**Goal:** Render the data as a JSON list of strings, one string per line and no blank lines, starting with its first line and going on through the line with "chapter-number: XXIX. bbox=[223, 177, 260, 193]", including both.

**Excerpted records:**
--
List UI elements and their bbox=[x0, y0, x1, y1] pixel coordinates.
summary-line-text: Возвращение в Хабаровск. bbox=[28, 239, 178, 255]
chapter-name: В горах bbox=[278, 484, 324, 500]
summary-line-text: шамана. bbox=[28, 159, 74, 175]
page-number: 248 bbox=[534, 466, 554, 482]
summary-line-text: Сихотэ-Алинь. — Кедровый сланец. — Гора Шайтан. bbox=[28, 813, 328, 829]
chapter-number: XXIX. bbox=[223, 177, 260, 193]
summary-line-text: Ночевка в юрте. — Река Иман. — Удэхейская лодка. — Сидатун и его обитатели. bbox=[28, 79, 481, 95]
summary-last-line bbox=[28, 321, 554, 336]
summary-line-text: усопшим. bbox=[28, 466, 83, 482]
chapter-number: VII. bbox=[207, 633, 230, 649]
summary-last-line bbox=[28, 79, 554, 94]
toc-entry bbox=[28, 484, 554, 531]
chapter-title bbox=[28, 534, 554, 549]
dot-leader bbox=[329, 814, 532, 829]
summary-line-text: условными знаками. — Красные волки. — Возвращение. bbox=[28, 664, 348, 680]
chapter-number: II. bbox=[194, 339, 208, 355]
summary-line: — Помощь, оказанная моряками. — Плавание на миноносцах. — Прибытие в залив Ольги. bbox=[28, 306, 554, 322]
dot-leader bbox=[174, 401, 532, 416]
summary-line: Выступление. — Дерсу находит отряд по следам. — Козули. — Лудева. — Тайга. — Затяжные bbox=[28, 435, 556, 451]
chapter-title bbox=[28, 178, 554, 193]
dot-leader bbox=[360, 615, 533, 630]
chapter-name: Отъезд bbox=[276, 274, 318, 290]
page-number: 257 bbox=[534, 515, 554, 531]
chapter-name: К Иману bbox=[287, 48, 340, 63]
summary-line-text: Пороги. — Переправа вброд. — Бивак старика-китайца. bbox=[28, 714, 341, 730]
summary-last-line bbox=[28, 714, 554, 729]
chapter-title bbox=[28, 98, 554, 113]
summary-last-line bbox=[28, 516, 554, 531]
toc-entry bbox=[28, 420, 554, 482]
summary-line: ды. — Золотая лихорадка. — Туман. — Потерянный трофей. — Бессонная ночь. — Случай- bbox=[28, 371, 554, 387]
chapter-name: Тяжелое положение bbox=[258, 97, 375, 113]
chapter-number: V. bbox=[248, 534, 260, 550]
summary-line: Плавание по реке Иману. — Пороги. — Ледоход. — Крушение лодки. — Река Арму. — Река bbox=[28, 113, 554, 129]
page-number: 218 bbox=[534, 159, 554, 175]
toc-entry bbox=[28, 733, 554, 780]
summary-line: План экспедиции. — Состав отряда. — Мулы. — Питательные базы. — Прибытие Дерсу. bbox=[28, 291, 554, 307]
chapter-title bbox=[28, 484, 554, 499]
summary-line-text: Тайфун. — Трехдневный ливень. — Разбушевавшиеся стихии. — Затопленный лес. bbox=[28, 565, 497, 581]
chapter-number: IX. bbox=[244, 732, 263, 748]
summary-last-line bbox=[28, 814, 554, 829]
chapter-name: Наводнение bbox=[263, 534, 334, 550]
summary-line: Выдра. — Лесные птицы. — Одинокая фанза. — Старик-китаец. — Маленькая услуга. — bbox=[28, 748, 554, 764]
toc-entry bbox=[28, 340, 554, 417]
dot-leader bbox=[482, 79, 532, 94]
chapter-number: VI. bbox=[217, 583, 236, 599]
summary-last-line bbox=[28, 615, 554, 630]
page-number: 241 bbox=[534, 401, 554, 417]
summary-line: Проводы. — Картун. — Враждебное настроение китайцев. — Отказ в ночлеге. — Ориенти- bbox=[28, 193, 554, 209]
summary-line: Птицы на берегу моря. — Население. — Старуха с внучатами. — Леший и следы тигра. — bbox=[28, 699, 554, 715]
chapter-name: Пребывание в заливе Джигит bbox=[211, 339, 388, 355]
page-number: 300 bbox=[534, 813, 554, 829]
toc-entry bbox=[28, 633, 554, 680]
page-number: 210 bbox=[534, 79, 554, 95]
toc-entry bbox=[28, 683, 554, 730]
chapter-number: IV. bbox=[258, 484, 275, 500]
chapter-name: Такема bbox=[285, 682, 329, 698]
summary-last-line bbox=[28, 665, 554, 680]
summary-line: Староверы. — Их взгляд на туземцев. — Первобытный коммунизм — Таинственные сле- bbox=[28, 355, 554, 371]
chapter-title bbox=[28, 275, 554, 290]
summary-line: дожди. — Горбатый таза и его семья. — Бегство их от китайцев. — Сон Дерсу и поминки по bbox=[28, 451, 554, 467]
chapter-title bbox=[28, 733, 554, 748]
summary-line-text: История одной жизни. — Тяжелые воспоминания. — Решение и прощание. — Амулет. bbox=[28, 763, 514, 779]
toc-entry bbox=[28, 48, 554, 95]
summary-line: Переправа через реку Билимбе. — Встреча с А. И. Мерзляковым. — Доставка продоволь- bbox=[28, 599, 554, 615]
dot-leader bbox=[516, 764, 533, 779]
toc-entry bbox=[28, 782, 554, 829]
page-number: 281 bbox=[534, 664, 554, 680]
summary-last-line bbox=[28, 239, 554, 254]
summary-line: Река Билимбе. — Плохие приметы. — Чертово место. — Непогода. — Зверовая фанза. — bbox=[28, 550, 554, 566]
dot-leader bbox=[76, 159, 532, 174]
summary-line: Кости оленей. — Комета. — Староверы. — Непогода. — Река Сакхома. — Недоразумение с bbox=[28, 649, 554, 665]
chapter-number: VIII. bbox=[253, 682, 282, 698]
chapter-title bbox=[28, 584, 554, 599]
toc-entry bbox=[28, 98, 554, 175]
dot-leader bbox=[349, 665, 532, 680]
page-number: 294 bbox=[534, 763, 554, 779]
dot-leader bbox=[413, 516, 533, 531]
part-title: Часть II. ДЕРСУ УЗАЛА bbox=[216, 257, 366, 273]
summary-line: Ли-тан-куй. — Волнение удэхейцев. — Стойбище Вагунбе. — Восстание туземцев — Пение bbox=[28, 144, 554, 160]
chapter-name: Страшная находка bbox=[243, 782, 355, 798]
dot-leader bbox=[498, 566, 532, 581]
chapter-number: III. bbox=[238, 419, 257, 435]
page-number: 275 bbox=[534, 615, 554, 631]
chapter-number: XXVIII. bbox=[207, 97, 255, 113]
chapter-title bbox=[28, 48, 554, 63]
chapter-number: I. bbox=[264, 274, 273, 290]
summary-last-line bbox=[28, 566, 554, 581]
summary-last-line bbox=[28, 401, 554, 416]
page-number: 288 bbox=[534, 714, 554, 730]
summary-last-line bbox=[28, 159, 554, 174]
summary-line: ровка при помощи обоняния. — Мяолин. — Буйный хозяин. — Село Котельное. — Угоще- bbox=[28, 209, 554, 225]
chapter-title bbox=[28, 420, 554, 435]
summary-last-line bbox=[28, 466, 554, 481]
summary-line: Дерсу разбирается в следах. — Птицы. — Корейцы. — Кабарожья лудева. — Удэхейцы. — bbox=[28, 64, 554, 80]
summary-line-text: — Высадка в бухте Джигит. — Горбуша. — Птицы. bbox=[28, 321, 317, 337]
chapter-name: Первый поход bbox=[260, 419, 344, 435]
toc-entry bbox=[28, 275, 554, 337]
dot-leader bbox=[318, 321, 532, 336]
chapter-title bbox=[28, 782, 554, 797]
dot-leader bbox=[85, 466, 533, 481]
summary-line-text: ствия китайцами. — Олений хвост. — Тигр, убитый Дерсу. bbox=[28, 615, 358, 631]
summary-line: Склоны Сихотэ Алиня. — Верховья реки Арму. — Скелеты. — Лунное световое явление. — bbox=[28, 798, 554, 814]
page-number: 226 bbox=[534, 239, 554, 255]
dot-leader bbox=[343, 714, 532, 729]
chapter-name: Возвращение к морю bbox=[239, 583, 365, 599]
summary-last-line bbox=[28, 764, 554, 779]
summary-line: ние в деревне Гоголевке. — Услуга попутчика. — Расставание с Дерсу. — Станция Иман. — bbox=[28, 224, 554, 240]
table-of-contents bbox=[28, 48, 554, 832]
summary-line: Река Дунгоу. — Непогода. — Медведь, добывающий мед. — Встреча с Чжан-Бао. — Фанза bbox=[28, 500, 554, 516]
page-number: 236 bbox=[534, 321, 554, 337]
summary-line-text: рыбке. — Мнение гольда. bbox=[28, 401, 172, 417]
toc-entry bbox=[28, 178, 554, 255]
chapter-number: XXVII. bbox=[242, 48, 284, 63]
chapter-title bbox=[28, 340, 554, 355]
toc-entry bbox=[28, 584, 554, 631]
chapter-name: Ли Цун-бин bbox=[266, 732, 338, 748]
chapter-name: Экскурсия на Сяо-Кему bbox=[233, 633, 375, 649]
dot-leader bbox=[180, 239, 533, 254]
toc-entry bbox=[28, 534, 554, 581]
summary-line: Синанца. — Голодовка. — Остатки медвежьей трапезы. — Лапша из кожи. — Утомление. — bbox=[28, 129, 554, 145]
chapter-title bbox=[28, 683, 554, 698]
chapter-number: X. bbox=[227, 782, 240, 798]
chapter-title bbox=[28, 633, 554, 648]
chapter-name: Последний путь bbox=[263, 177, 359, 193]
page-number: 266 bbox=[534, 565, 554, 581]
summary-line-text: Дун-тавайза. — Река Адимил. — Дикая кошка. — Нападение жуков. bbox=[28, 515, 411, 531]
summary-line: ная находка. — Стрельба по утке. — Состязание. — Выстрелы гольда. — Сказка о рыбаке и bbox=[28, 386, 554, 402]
--
**Exercise response:**
[
  "List UI elements and their bbox=[x0, y0, x1, y1] pixel coordinates.",
  "summary-line-text: Возвращение в Хабаровск. bbox=[28, 239, 178, 255]",
  "chapter-name: В горах bbox=[278, 484, 324, 500]",
  "summary-line-text: шамана. bbox=[28, 159, 74, 175]",
  "page-number: 248 bbox=[534, 466, 554, 482]",
  "summary-line-text: Сихотэ-Алинь. — Кедровый сланец. — Гора Шайтан. bbox=[28, 813, 328, 829]",
  "chapter-number: XXIX. bbox=[223, 177, 260, 193]"
]